- **Aim of the task**
Copy the entries below exactly. Images do not belong in the copy.

- **Data extract**

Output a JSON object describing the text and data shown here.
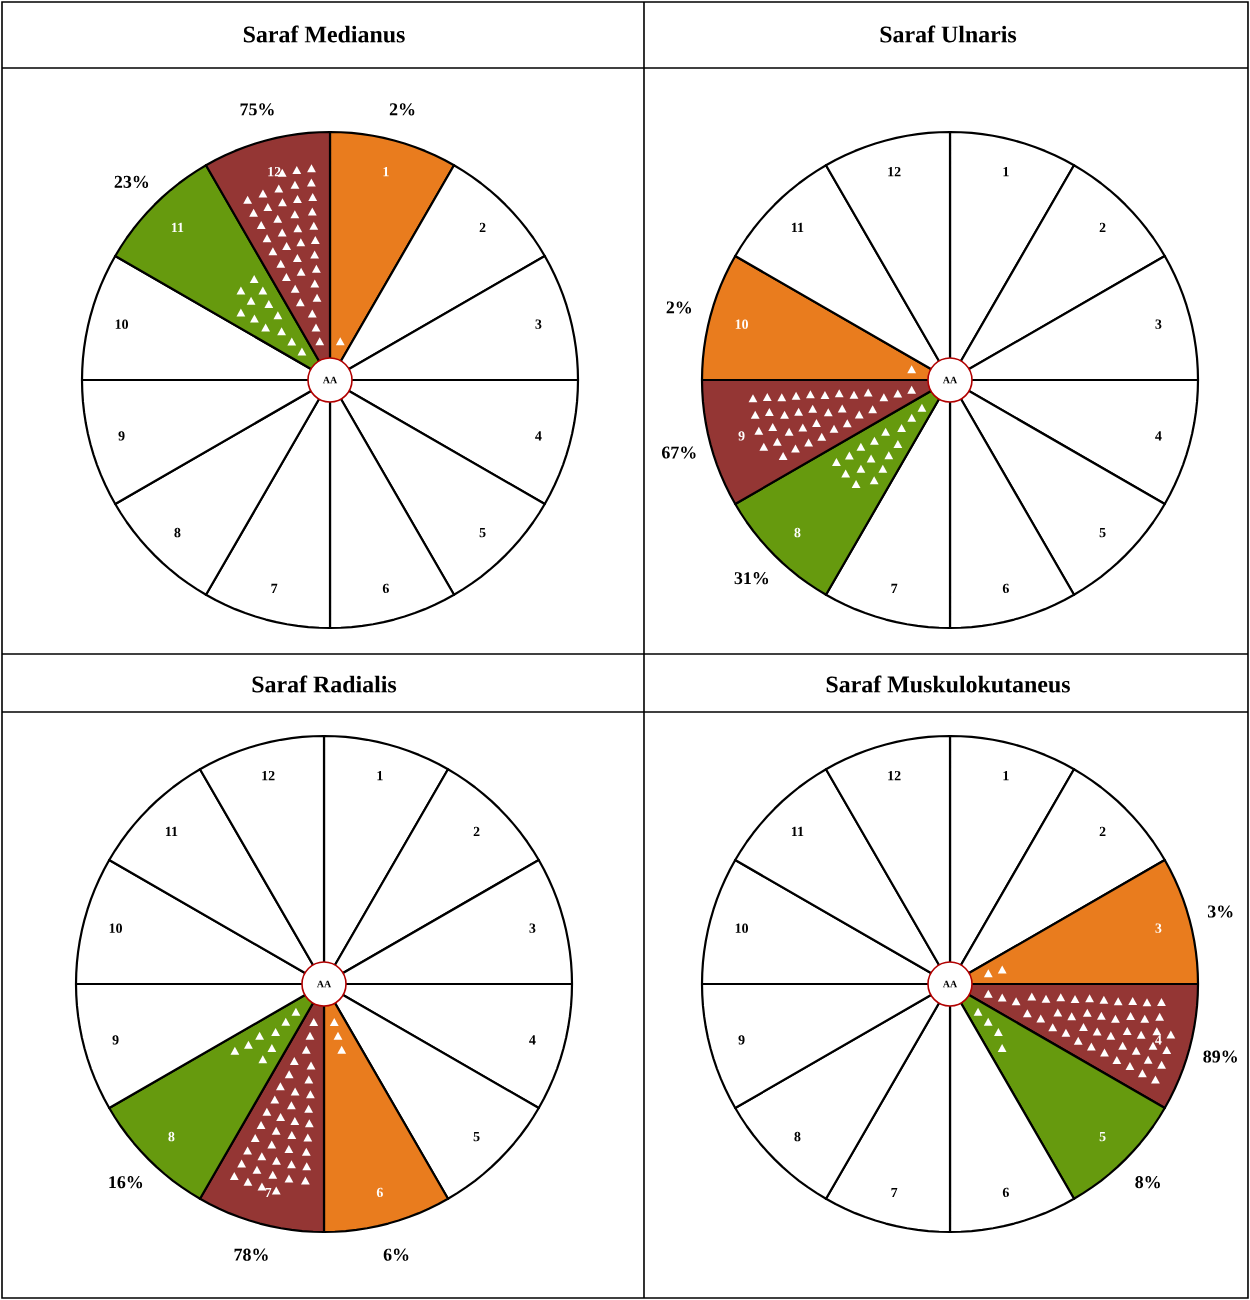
{
  "chart_data": [
    {
      "type": "other",
      "title": "Saraf Medianus",
      "categories": [
        "1",
        "2",
        "3",
        "4",
        "5",
        "6",
        "7",
        "8",
        "9",
        "10",
        "11",
        "12"
      ],
      "values": [
        2,
        null,
        null,
        null,
        null,
        null,
        null,
        null,
        null,
        null,
        23,
        75
      ],
      "value_labels": [
        "2%",
        null,
        null,
        null,
        null,
        null,
        null,
        null,
        null,
        null,
        "23%",
        "75%"
      ],
      "colors": [
        "#e97c1e",
        "#ffffff",
        "#ffffff",
        "#ffffff",
        "#ffffff",
        "#ffffff",
        "#ffffff",
        "#ffffff",
        "#ffffff",
        "#ffffff",
        "#669a0e",
        "#943634"
      ],
      "annotations": [
        "AA"
      ]
    },
    {
      "type": "other",
      "title": "Saraf Ulnaris",
      "categories": [
        "1",
        "2",
        "3",
        "4",
        "5",
        "6",
        "7",
        "8",
        "9",
        "10",
        "11",
        "12"
      ],
      "values": [
        null,
        null,
        null,
        null,
        null,
        null,
        null,
        31,
        67,
        2,
        null,
        null
      ],
      "value_labels": [
        null,
        null,
        null,
        null,
        null,
        null,
        null,
        "31%",
        "67%",
        "2%",
        null,
        null
      ],
      "colors": [
        "#ffffff",
        "#ffffff",
        "#ffffff",
        "#ffffff",
        "#ffffff",
        "#ffffff",
        "#ffffff",
        "#669a0e",
        "#943634",
        "#e97c1e",
        "#ffffff",
        "#ffffff"
      ],
      "annotations": [
        "AA"
      ]
    },
    {
      "type": "other",
      "title": "Saraf Radialis",
      "categories": [
        "1",
        "2",
        "3",
        "4",
        "5",
        "6",
        "7",
        "8",
        "9",
        "10",
        "11",
        "12"
      ],
      "values": [
        null,
        null,
        null,
        null,
        null,
        6,
        78,
        16,
        null,
        null,
        null,
        null
      ],
      "value_labels": [
        null,
        null,
        null,
        null,
        null,
        "6%",
        "78%",
        "16%",
        null,
        null,
        null,
        null
      ],
      "colors": [
        "#ffffff",
        "#ffffff",
        "#ffffff",
        "#ffffff",
        "#ffffff",
        "#e97c1e",
        "#943634",
        "#669a0e",
        "#ffffff",
        "#ffffff",
        "#ffffff",
        "#ffffff"
      ],
      "annotations": [
        "AA"
      ]
    },
    {
      "type": "other",
      "title": "Saraf Muskulokutaneus",
      "categories": [
        "1",
        "2",
        "3",
        "4",
        "5",
        "6",
        "7",
        "8",
        "9",
        "10",
        "11",
        "12"
      ],
      "values": [
        null,
        null,
        3,
        89,
        8,
        null,
        null,
        null,
        null,
        null,
        null,
        null
      ],
      "value_labels": [
        null,
        null,
        "3%",
        "89%",
        "8%",
        null,
        null,
        null,
        null,
        null,
        null,
        null
      ],
      "colors": [
        "#ffffff",
        "#ffffff",
        "#e97c1e",
        "#943634",
        "#669a0e",
        "#ffffff",
        "#ffffff",
        "#ffffff",
        "#ffffff",
        "#ffffff",
        "#ffffff",
        "#ffffff"
      ],
      "annotations": [
        "AA"
      ]
    }
  ]
}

- **Task response**
Output a JSON object describing the text and data shown here.
{
  "chart_data": [
    {
      "type": "other",
      "title": "Saraf Medianus",
      "categories": [
        "1",
        "2",
        "3",
        "4",
        "5",
        "6",
        "7",
        "8",
        "9",
        "10",
        "11",
        "12"
      ],
      "values": [
        2,
        null,
        null,
        null,
        null,
        null,
        null,
        null,
        null,
        null,
        23,
        75
      ],
      "value_labels": [
        "2%",
        null,
        null,
        null,
        null,
        null,
        null,
        null,
        null,
        null,
        "23%",
        "75%"
      ],
      "colors": [
        "#e97c1e",
        "#ffffff",
        "#ffffff",
        "#ffffff",
        "#ffffff",
        "#ffffff",
        "#ffffff",
        "#ffffff",
        "#ffffff",
        "#ffffff",
        "#669a0e",
        "#943634"
      ],
      "annotations": [
        "AA"
      ]
    },
    {
      "type": "other",
      "title": "Saraf Ulnaris",
      "categories": [
        "1",
        "2",
        "3",
        "4",
        "5",
        "6",
        "7",
        "8",
        "9",
        "10",
        "11",
        "12"
      ],
      "values": [
        null,
        null,
        null,
        null,
        null,
        null,
        null,
        31,
        67,
        2,
        null,
        null
      ],
      "value_labels": [
        null,
        null,
        null,
        null,
        null,
        null,
        null,
        "31%",
        "67%",
        "2%",
        null,
        null
      ],
      "colors": [
        "#ffffff",
        "#ffffff",
        "#ffffff",
        "#ffffff",
        "#ffffff",
        "#ffffff",
        "#ffffff",
        "#669a0e",
        "#943634",
        "#e97c1e",
        "#ffffff",
        "#ffffff"
      ],
      "annotations": [
        "AA"
      ]
    },
    {
      "type": "other",
      "title": "Saraf Radialis",
      "categories": [
        "1",
        "2",
        "3",
        "4",
        "5",
        "6",
        "7",
        "8",
        "9",
        "10",
        "11",
        "12"
      ],
      "values": [
        null,
        null,
        null,
        null,
        null,
        6,
        78,
        16,
        null,
        null,
        null,
        null
      ],
      "value_labels": [
        null,
        null,
        null,
        null,
        null,
        "6%",
        "78%",
        "16%",
        null,
        null,
        null,
        null
      ],
      "colors": [
        "#ffffff",
        "#ffffff",
        "#ffffff",
        "#ffffff",
        "#ffffff",
        "#e97c1e",
        "#943634",
        "#669a0e",
        "#ffffff",
        "#ffffff",
        "#ffffff",
        "#ffffff"
      ],
      "annotations": [
        "AA"
      ]
    },
    {
      "type": "other",
      "title": "Saraf Muskulokutaneus",
      "categories": [
        "1",
        "2",
        "3",
        "4",
        "5",
        "6",
        "7",
        "8",
        "9",
        "10",
        "11",
        "12"
      ],
      "values": [
        null,
        null,
        3,
        89,
        8,
        null,
        null,
        null,
        null,
        null,
        null,
        null
      ],
      "value_labels": [
        null,
        null,
        "3%",
        "89%",
        "8%",
        null,
        null,
        null,
        null,
        null,
        null,
        null
      ],
      "colors": [
        "#ffffff",
        "#ffffff",
        "#e97c1e",
        "#943634",
        "#669a0e",
        "#ffffff",
        "#ffffff",
        "#ffffff",
        "#ffffff",
        "#ffffff",
        "#ffffff",
        "#ffffff"
      ],
      "annotations": [
        "AA"
      ]
    }
  ]
}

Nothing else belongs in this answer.